*** DATA

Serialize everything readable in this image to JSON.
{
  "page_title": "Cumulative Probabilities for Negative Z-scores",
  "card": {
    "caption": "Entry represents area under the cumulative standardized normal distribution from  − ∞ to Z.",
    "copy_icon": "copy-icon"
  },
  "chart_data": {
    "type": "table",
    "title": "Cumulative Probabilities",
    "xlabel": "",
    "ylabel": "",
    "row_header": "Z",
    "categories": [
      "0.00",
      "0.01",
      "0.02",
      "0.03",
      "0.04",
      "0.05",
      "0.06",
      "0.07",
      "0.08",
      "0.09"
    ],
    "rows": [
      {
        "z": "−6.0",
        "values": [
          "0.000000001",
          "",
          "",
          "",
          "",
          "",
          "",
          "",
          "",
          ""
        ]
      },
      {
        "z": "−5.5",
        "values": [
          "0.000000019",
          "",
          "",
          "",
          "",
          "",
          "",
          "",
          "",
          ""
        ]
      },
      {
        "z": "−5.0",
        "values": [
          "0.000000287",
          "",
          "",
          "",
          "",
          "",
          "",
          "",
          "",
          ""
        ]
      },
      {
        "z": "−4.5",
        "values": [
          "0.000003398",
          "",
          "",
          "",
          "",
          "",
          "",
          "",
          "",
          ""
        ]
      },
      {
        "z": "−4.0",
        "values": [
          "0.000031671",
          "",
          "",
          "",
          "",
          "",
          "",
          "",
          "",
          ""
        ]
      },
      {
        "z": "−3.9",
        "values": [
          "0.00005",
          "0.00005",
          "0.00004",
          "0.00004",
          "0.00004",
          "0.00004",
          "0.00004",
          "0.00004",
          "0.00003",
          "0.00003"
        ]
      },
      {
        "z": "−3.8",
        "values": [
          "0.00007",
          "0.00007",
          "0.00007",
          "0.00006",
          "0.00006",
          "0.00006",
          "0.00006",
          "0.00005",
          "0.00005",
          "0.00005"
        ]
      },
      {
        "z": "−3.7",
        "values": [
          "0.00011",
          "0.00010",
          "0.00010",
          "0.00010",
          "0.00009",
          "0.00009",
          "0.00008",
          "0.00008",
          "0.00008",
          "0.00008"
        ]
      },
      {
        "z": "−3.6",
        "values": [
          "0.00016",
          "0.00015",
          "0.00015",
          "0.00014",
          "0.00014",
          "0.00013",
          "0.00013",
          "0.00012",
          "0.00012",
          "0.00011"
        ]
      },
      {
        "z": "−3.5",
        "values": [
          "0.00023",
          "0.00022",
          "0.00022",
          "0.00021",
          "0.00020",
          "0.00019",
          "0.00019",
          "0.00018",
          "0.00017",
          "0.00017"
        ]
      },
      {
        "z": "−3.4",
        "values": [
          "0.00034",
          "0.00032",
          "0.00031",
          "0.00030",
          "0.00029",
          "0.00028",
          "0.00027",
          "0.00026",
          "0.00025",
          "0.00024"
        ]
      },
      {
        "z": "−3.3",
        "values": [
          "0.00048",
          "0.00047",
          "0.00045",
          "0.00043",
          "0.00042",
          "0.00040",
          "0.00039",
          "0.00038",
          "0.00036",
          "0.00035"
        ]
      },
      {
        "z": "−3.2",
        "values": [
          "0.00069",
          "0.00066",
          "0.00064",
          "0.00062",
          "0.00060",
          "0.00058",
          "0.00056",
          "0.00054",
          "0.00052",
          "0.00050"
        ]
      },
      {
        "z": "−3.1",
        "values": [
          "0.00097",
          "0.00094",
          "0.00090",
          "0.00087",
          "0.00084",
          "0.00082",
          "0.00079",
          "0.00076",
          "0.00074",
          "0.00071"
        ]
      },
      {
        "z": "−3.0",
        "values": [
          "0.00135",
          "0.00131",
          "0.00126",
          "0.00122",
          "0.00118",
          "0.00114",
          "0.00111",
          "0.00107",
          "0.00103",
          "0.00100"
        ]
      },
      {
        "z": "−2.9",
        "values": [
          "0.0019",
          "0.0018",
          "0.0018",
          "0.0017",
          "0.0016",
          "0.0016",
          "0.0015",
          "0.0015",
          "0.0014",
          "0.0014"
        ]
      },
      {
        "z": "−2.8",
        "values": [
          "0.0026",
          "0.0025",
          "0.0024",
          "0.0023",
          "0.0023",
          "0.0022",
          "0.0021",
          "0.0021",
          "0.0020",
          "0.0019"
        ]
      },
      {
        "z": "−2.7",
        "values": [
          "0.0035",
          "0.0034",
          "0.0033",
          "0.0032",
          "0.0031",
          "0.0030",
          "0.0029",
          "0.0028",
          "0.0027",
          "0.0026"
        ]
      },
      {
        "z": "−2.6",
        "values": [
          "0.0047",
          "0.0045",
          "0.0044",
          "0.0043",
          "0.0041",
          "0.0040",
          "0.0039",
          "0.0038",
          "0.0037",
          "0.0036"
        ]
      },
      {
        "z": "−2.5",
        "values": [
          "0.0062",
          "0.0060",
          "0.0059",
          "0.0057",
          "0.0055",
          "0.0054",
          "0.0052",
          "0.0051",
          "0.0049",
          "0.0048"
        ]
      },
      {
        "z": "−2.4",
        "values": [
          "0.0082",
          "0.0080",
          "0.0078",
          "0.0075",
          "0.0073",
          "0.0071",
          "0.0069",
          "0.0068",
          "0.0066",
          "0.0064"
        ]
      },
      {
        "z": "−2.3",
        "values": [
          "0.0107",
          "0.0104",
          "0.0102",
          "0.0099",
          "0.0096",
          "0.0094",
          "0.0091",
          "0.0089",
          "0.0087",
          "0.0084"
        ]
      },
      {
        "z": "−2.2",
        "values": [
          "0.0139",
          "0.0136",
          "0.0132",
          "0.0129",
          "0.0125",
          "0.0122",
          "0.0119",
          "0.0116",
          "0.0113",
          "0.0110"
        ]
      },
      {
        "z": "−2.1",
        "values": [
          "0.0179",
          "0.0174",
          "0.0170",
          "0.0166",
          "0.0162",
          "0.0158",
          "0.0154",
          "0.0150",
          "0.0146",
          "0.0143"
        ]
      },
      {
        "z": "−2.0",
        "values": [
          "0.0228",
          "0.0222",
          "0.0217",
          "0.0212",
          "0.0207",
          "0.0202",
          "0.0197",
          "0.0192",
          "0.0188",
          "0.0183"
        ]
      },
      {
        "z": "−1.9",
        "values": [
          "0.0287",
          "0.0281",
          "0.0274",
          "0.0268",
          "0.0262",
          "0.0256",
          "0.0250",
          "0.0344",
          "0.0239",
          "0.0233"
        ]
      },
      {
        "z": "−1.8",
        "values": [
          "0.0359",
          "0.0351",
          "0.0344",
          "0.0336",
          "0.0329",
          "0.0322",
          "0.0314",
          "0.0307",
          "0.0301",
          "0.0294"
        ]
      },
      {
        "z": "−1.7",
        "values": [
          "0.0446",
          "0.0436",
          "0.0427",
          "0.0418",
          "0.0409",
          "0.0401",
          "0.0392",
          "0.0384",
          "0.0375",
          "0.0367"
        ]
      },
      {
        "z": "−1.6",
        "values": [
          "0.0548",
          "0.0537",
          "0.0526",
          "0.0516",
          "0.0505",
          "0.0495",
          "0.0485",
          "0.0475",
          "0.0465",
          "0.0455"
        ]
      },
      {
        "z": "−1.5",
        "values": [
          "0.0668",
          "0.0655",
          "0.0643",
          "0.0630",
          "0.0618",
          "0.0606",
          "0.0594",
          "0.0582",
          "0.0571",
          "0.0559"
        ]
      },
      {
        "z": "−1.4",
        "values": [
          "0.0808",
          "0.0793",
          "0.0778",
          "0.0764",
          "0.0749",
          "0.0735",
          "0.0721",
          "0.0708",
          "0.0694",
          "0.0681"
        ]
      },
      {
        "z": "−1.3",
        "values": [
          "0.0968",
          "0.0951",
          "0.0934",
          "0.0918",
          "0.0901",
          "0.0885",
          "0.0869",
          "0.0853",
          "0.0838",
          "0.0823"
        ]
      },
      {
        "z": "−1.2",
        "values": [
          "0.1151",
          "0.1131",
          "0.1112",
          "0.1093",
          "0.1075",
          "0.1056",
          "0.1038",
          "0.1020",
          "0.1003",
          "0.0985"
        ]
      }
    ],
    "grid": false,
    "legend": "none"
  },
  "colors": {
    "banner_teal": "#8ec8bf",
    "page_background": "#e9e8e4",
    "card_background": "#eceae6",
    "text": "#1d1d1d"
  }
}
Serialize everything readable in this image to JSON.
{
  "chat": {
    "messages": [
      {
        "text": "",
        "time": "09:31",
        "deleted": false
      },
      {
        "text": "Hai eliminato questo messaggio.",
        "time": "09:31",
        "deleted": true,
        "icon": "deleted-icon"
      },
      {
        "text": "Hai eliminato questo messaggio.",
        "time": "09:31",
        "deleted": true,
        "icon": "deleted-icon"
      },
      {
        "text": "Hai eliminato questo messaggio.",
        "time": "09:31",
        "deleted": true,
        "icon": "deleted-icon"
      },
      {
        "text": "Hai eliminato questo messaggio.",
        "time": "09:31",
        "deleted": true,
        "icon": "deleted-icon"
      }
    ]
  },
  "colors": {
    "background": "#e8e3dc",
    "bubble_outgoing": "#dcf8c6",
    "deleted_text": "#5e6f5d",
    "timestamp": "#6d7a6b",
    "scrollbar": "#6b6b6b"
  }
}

******

SET TASK » Find the word "Probabilities" in the material, then list each line that holds it.

ANSWER IN FULL »
  "page_title": "Cumulative Probabilities for Negative Z-scores",
    "title": "Cumulative Probabilities",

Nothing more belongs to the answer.